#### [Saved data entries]
####################

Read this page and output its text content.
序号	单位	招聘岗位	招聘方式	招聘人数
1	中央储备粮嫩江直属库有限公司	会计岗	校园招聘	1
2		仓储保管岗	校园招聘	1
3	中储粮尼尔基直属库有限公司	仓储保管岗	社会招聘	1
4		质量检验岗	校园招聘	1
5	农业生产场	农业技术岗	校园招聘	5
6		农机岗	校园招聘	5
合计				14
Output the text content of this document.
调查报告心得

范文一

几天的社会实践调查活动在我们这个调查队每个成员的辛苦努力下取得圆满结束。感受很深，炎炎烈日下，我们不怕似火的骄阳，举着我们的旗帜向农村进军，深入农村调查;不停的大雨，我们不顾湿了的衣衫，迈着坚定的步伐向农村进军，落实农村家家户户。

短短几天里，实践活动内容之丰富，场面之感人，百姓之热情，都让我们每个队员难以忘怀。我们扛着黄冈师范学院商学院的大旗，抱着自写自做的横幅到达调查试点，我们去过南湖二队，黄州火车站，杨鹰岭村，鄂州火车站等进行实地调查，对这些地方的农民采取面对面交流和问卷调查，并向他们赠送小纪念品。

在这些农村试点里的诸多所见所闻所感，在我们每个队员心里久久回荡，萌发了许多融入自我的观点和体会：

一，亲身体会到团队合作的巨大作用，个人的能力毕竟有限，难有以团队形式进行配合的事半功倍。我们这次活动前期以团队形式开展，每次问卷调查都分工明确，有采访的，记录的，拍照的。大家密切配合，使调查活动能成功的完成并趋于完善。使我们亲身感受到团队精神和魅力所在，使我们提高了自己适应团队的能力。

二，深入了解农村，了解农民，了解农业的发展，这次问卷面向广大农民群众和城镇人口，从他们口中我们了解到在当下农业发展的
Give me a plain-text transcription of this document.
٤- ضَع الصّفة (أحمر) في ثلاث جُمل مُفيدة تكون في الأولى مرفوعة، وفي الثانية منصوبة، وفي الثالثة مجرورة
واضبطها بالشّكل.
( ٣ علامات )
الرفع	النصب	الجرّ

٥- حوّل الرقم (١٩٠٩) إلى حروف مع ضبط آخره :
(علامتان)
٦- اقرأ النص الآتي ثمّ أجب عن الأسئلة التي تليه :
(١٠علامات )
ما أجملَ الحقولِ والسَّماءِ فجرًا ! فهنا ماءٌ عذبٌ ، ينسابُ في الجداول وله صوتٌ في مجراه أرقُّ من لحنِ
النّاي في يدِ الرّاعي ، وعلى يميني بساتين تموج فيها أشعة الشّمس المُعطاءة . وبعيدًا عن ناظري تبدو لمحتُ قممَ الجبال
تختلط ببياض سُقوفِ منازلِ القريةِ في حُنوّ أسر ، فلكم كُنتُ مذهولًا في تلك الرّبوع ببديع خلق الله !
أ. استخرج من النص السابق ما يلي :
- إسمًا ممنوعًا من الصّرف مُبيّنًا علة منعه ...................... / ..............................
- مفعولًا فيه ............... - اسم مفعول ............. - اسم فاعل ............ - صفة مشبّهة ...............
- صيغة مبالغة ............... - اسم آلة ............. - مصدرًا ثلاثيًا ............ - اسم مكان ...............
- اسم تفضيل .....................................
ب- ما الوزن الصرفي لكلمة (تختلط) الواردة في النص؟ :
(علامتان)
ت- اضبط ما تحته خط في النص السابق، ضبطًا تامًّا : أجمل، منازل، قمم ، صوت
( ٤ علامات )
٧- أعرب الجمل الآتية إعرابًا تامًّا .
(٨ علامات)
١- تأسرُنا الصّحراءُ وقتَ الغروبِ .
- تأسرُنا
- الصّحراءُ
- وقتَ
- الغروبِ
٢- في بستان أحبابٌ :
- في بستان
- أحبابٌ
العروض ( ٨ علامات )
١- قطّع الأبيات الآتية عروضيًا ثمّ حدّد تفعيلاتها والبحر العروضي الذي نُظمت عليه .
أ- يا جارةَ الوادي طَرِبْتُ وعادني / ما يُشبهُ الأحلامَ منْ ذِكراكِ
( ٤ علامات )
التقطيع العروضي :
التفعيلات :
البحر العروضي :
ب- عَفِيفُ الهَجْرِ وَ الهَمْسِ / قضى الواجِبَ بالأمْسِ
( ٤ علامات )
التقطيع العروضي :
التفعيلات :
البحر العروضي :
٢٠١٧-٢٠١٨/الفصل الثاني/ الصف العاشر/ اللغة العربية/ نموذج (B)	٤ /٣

####################

#### [Problem requirements]
Give an exact repetition of all the material.

#### [Answer to the exercise]
Read this page and output its text content.
序号	单位	招聘岗位	招聘方式	招聘人数
1	中央储备粮嫩江直属库有限公司	会计岗	校园招聘	1
2		仓储保管岗	校园招聘	1
3	中储粮尼尔基直属库有限公司	仓储保管岗	社会招聘	1
4		质量检验岗	校园招聘	1
5	农业生产场	农业技术岗	校园招聘	5
6		农机岗	校园招聘	5
合计				14
Output the text content of this document.
调查报告心得

范文一

几天的社会实践调查活动在我们这个调查队每个成员的辛苦努力下取得圆满结束。感受很深，炎炎烈日下，我们不怕似火的骄阳，举着我们的旗帜向农村进军，深入农村调查;不停的大雨，我们不顾湿了的衣衫，迈着坚定的步伐向农村进军，落实农村家家户户。

短短几天里，实践活动内容之丰富，场面之感人，百姓之热情，都让我们每个队员难以忘怀。我们扛着黄冈师范学院商学院的大旗，抱着自写自做的横幅到达调查试点，我们去过南湖二队，黄州火车站，杨鹰岭村，鄂州火车站等进行实地调查，对这些地方的农民采取面对面交流和问卷调查，并向他们赠送小纪念品。

在这些农村试点里的诸多所见所闻所感，在我们每个队员心里久久回荡，萌发了许多融入自我的观点和体会：

一，亲身体会到团队合作的巨大作用，个人的能力毕竟有限，难有以团队形式进行配合的事半功倍。我们这次活动前期以团队形式开展，每次问卷调查都分工明确，有采访的，记录的，拍照的。大家密切配合，使调查活动能成功的完成并趋于完善。使我们亲身感受到团队精神和魅力所在，使我们提高了自己适应团队的能力。

二，深入了解农村，了解农民，了解农业的发展，这次问卷面向广大农民群众和城镇人口，从他们口中我们了解到在当下农业发展的
Give me a plain-text transcription of this document.
٤- ضَع الصّفة (أحمر) في ثلاث جُمل مُفيدة تكون في الأولى مرفوعة، وفي الثانية منصوبة، وفي الثالثة مجرورة
واضبطها بالشّكل.
( ٣ علامات )
الرفع	النصب	الجرّ

٥- حوّل الرقم (١٩٠٩) إلى حروف مع ضبط آخره :
(علامتان)
٦- اقرأ النص الآتي ثمّ أجب عن الأسئلة التي تليه :
(١٠علامات )
ما أجملَ الحقولِ والسَّماءِ فجرًا ! فهنا ماءٌ عذبٌ ، ينسابُ في الجداول وله صوتٌ في مجراه أرقُّ من لحنِ
النّاي في يدِ الرّاعي ، وعلى يميني بساتين تموج فيها أشعة الشّمس المُعطاءة . وبعيدًا عن ناظري تبدو لمحتُ قممَ الجبال
تختلط ببياض سُقوفِ منازلِ القريةِ في حُنوّ أسر ، فلكم كُنتُ مذهولًا في تلك الرّبوع ببديع خلق الله !
أ. استخرج من النص السابق ما يلي :
- إسمًا ممنوعًا من الصّرف مُبيّنًا علة منعه ...................... / ..............................
- مفعولًا فيه ............... - اسم مفعول ............. - اسم فاعل ............ - صفة مشبّهة ...............
- صيغة مبالغة ............... - اسم آلة ............. - مصدرًا ثلاثيًا ............ - اسم مكان ...............
- اسم تفضيل .....................................
ب- ما الوزن الصرفي لكلمة (تختلط) الواردة في النص؟ :
(علامتان)
ت- اضبط ما تحته خط في النص السابق، ضبطًا تامًّا : أجمل، منازل، قمم ، صوت
( ٤ علامات )
٧- أعرب الجمل الآتية إعرابًا تامًّا .
(٨ علامات)
١- تأسرُنا الصّحراءُ وقتَ الغروبِ .
- تأسرُنا
- الصّحراءُ
- وقتَ
- الغروبِ
٢- في بستان أحبابٌ :
- في بستان
- أحبابٌ
العروض ( ٨ علامات )
١- قطّع الأبيات الآتية عروضيًا ثمّ حدّد تفعيلاتها والبحر العروضي الذي نُظمت عليه .
أ- يا جارةَ الوادي طَرِبْتُ وعادني / ما يُشبهُ الأحلامَ منْ ذِكراكِ
( ٤ علامات )
التقطيع العروضي :
التفعيلات :
البحر العروضي :
ب- عَفِيفُ الهَجْرِ وَ الهَمْسِ / قضى الواجِبَ بالأمْسِ
( ٤ علامات )
التقطيع العروضي :
التفعيلات :
البحر العروضي :
٢٠١٧-٢٠١٨/الفصل الثاني/ الصف العاشر/ اللغة العربية/ نموذج (B)	٤ /٣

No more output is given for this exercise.